What to work on
Tell how many lines in the data below include the word "张冠李戴". The answer is the number only.

### Material shown ###

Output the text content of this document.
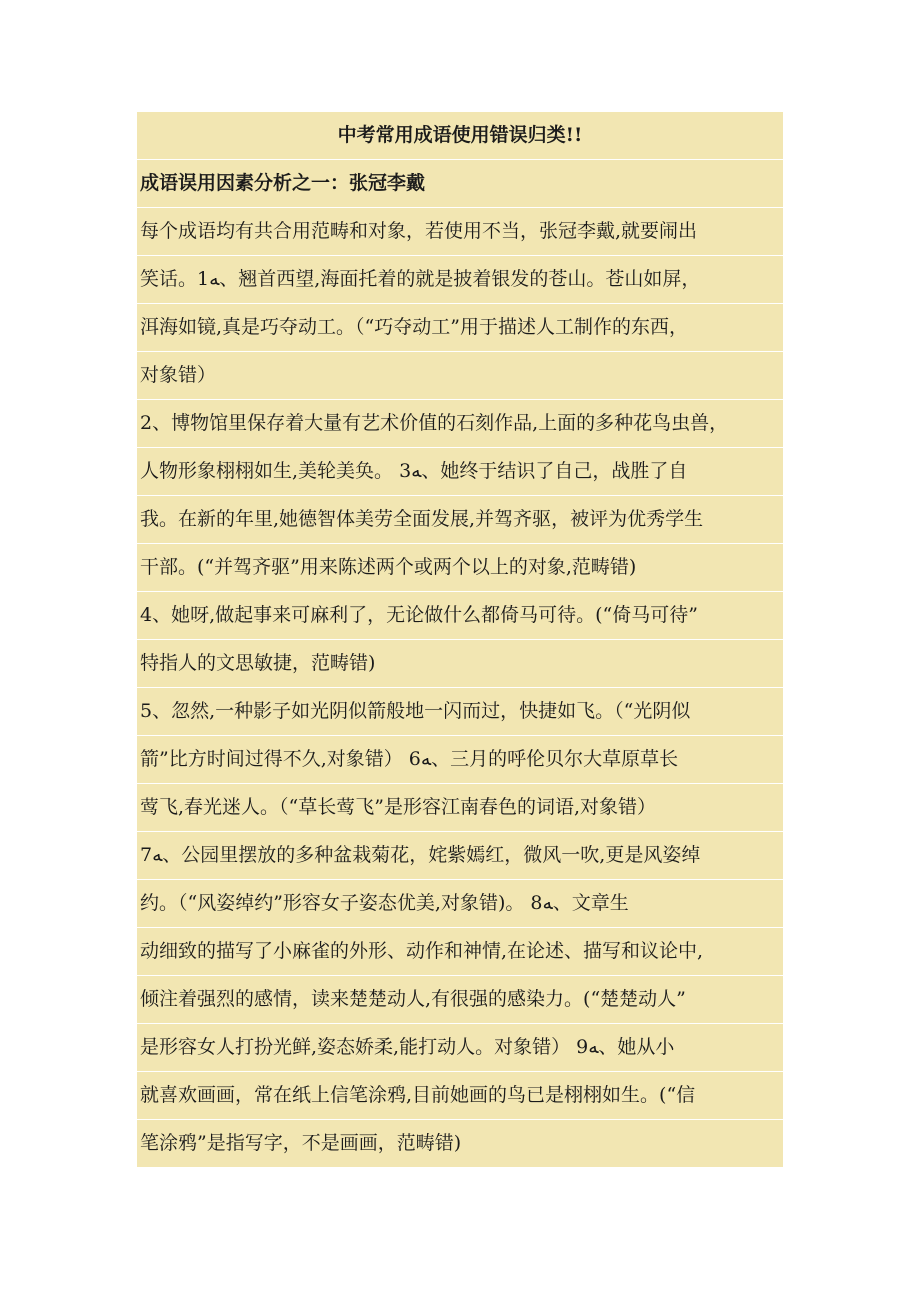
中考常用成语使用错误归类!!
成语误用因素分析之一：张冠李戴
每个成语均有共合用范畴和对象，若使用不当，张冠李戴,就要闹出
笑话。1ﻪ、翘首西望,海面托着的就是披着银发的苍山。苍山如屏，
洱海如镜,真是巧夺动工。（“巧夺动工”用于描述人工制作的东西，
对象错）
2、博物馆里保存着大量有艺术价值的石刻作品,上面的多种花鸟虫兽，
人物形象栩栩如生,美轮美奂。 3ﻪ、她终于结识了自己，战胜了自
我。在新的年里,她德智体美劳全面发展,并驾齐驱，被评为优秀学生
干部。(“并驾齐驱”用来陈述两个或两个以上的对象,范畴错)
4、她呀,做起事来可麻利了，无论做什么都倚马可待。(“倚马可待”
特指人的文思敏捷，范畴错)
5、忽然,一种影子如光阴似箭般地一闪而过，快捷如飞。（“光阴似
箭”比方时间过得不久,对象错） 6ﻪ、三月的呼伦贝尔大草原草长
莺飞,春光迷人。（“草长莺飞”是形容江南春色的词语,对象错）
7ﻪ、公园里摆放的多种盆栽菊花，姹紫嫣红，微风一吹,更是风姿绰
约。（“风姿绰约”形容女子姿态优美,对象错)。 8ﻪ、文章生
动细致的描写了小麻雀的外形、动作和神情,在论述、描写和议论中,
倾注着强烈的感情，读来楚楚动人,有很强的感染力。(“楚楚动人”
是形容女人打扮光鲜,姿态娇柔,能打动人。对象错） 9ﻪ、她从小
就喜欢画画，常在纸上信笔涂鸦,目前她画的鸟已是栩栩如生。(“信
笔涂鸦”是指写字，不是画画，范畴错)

###
### Material shown ###

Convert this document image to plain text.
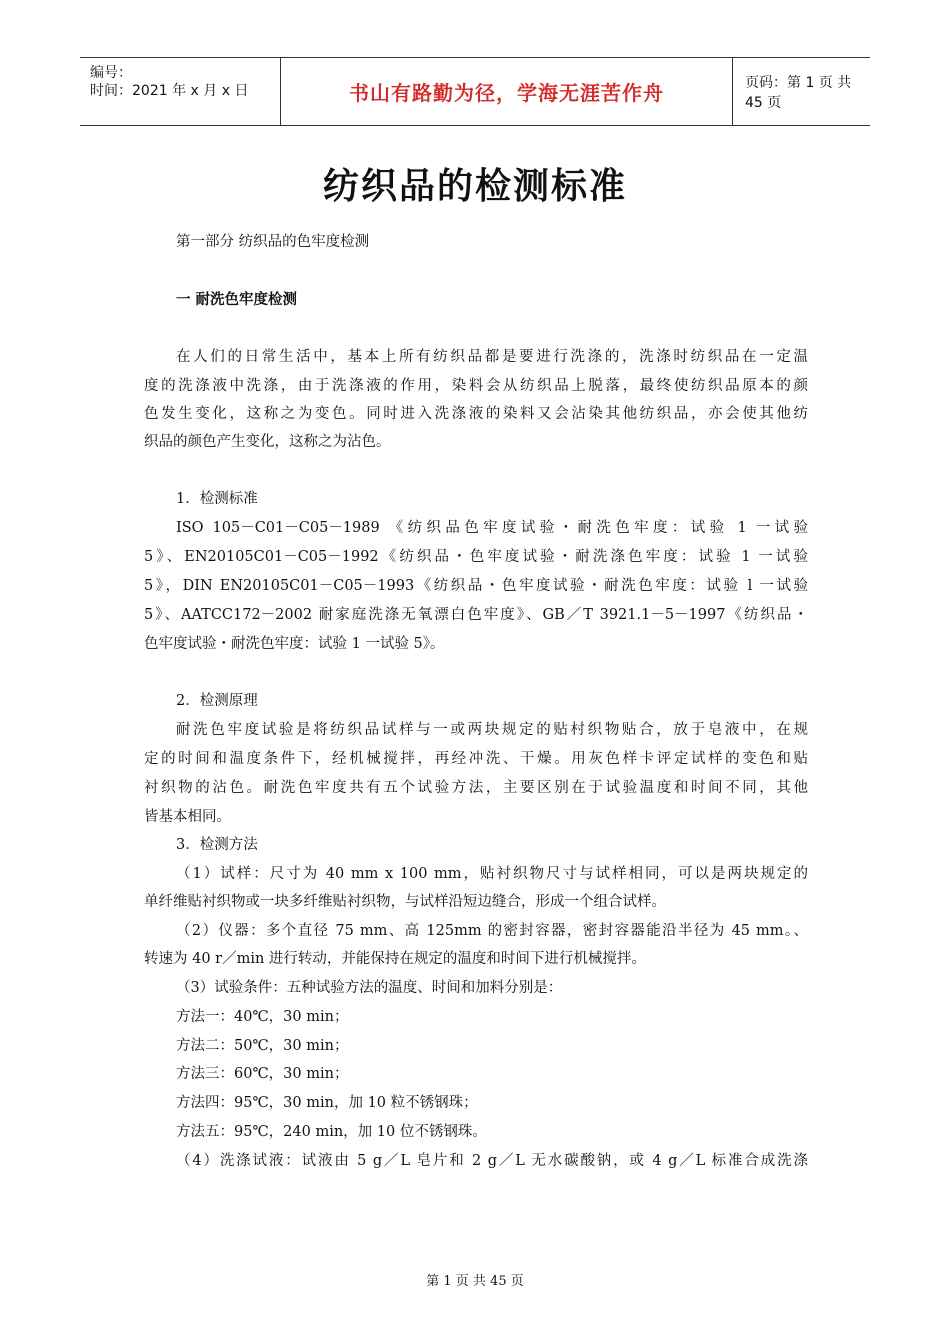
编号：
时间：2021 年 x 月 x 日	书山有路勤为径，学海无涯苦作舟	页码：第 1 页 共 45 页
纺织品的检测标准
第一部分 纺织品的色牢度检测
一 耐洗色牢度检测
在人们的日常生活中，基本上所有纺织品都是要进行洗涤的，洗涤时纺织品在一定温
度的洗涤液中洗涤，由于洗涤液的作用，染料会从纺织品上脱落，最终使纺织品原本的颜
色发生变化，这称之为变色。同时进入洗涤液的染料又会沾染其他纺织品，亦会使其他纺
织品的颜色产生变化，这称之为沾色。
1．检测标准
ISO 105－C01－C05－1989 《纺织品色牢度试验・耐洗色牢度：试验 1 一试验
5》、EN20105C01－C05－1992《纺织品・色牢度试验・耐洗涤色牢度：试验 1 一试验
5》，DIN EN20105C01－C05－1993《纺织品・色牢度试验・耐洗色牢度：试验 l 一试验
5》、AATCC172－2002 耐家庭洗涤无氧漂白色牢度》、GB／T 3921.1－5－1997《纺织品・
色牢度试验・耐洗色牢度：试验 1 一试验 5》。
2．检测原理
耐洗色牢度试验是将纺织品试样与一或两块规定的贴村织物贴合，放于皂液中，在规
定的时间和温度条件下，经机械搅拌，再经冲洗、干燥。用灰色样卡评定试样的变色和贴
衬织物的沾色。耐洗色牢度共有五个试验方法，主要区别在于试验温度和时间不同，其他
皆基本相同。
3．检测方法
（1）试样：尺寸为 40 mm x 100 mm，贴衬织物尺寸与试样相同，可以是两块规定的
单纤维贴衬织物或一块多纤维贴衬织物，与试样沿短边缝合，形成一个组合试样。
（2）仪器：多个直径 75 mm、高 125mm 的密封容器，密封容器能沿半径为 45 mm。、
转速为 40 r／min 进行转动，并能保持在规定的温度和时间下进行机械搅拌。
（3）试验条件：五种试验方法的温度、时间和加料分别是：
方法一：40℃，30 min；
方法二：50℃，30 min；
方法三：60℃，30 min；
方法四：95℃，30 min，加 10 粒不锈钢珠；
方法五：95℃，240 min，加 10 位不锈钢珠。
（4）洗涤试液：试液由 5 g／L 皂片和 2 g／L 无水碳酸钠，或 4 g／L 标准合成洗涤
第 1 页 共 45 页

###

Solution for this task
2